◆ Given request
Return each entry exactly, with none missing.

* * * * *

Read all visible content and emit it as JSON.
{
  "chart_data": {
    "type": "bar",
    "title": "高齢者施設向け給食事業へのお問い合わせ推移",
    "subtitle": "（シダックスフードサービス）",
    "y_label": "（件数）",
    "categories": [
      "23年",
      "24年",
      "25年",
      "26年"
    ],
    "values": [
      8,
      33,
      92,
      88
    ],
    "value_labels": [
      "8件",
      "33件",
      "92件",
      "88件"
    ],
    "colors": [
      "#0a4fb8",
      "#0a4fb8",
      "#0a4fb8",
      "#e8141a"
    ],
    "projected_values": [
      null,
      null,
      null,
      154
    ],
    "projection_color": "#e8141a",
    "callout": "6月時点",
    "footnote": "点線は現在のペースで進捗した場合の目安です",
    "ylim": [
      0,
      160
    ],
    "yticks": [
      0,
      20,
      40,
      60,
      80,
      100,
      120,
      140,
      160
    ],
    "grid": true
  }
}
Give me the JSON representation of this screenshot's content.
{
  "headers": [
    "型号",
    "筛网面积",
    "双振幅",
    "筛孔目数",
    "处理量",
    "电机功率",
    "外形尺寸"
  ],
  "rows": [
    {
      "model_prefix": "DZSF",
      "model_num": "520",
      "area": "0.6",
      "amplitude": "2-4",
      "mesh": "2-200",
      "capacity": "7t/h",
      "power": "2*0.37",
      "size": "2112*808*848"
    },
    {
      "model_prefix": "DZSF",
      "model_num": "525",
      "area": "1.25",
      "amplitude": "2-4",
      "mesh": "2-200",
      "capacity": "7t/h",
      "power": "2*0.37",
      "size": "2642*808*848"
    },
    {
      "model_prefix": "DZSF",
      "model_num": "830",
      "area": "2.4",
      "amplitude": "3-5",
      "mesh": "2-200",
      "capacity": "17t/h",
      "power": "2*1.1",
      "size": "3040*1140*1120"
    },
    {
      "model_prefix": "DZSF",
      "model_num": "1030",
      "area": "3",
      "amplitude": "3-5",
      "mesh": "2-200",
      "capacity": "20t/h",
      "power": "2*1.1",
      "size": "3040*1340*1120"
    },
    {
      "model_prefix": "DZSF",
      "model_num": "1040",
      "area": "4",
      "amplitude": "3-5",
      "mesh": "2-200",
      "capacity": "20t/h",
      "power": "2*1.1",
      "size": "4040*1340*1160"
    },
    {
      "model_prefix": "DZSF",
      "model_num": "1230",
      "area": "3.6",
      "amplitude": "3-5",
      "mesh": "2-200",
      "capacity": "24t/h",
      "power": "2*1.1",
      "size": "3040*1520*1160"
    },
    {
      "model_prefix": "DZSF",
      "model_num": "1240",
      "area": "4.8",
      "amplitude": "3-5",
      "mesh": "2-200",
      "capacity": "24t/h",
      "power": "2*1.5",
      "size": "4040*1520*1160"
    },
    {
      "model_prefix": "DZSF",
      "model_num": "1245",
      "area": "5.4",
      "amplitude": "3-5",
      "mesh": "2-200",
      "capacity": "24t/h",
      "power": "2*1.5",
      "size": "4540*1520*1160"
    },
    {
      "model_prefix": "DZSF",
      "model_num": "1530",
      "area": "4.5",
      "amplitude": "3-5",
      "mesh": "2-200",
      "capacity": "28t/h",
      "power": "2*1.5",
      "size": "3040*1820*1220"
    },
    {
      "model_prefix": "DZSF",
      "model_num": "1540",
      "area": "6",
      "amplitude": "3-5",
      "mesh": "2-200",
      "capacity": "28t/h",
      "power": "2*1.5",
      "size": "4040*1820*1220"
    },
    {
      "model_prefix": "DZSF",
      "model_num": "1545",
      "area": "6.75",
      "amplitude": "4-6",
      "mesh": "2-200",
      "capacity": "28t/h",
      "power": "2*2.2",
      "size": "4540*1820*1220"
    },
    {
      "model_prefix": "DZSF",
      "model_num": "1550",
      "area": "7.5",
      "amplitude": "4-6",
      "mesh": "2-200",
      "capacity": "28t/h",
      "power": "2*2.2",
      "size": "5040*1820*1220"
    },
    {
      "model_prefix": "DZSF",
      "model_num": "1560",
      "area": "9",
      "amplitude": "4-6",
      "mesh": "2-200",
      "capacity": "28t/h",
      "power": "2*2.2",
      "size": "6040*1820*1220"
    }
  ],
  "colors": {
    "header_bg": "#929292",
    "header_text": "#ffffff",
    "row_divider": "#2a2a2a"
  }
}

* * * * *

◆ Result for this task
Read all visible content and emit it as JSON.
{
  "chart_data": {
    "type": "bar",
    "title": "高齢者施設向け給食事業へのお問い合わせ推移",
    "subtitle": "（シダックスフードサービス）",
    "y_label": "（件数）",
    "categories": [
      "23年",
      "24年",
      "25年",
      "26年"
    ],
    "values": [
      8,
      33,
      92,
      88
    ],
    "value_labels": [
      "8件",
      "33件",
      "92件",
      "88件"
    ],
    "colors": [
      "#0a4fb8",
      "#0a4fb8",
      "#0a4fb8",
      "#e8141a"
    ],
    "projected_values": [
      null,
      null,
      null,
      154
    ],
    "projection_color": "#e8141a",
    "callout": "6月時点",
    "footnote": "点線は現在のペースで進捗した場合の目安です",
    "ylim": [
      0,
      160
    ],
    "yticks": [
      0,
      20,
      40,
      60,
      80,
      100,
      120,
      140,
      160
    ],
    "grid": true
  }
}
Give me the JSON representation of this screenshot's content.
{
  "headers": [
    "型号",
    "筛网面积",
    "双振幅",
    "筛孔目数",
    "处理量",
    "电机功率",
    "外形尺寸"
  ],
  "rows": [
    {
      "model_prefix": "DZSF",
      "model_num": "520",
      "area": "0.6",
      "amplitude": "2-4",
      "mesh": "2-200",
      "capacity": "7t/h",
      "power": "2*0.37",
      "size": "2112*808*848"
    },
    {
      "model_prefix": "DZSF",
      "model_num": "525",
      "area": "1.25",
      "amplitude": "2-4",
      "mesh": "2-200",
      "capacity": "7t/h",
      "power": "2*0.37",
      "size": "2642*808*848"
    },
    {
      "model_prefix": "DZSF",
      "model_num": "830",
      "area": "2.4",
      "amplitude": "3-5",
      "mesh": "2-200",
      "capacity": "17t/h",
      "power": "2*1.1",
      "size": "3040*1140*1120"
    },
    {
      "model_prefix": "DZSF",
      "model_num": "1030",
      "area": "3",
      "amplitude": "3-5",
      "mesh": "2-200",
      "capacity": "20t/h",
      "power": "2*1.1",
      "size": "3040*1340*1120"
    },
    {
      "model_prefix": "DZSF",
      "model_num": "1040",
      "area": "4",
      "amplitude": "3-5",
      "mesh": "2-200",
      "capacity": "20t/h",
      "power": "2*1.1",
      "size": "4040*1340*1160"
    },
    {
      "model_prefix": "DZSF",
      "model_num": "1230",
      "area": "3.6",
      "amplitude": "3-5",
      "mesh": "2-200",
      "capacity": "24t/h",
      "power": "2*1.1",
      "size": "3040*1520*1160"
    },
    {
      "model_prefix": "DZSF",
      "model_num": "1240",
      "area": "4.8",
      "amplitude": "3-5",
      "mesh": "2-200",
      "capacity": "24t/h",
      "power": "2*1.5",
      "size": "4040*1520*1160"
    },
    {
      "model_prefix": "DZSF",
      "model_num": "1245",
      "area": "5.4",
      "amplitude": "3-5",
      "mesh": "2-200",
      "capacity": "24t/h",
      "power": "2*1.5",
      "size": "4540*1520*1160"
    },
    {
      "model_prefix": "DZSF",
      "model_num": "1530",
      "area": "4.5",
      "amplitude": "3-5",
      "mesh": "2-200",
      "capacity": "28t/h",
      "power": "2*1.5",
      "size": "3040*1820*1220"
    },
    {
      "model_prefix": "DZSF",
      "model_num": "1540",
      "area": "6",
      "amplitude": "3-5",
      "mesh": "2-200",
      "capacity": "28t/h",
      "power": "2*1.5",
      "size": "4040*1820*1220"
    },
    {
      "model_prefix": "DZSF",
      "model_num": "1545",
      "area": "6.75",
      "amplitude": "4-6",
      "mesh": "2-200",
      "capacity": "28t/h",
      "power": "2*2.2",
      "size": "4540*1820*1220"
    },
    {
      "model_prefix": "DZSF",
      "model_num": "1550",
      "area": "7.5",
      "amplitude": "4-6",
      "mesh": "2-200",
      "capacity": "28t/h",
      "power": "2*2.2",
      "size": "5040*1820*1220"
    },
    {
      "model_prefix": "DZSF",
      "model_num": "1560",
      "area": "9",
      "amplitude": "4-6",
      "mesh": "2-200",
      "capacity": "28t/h",
      "power": "2*2.2",
      "size": "6040*1820*1220"
    }
  ],
  "colors": {
    "header_bg": "#929292",
    "header_text": "#ffffff",
    "row_divider": "#2a2a2a"
  }
}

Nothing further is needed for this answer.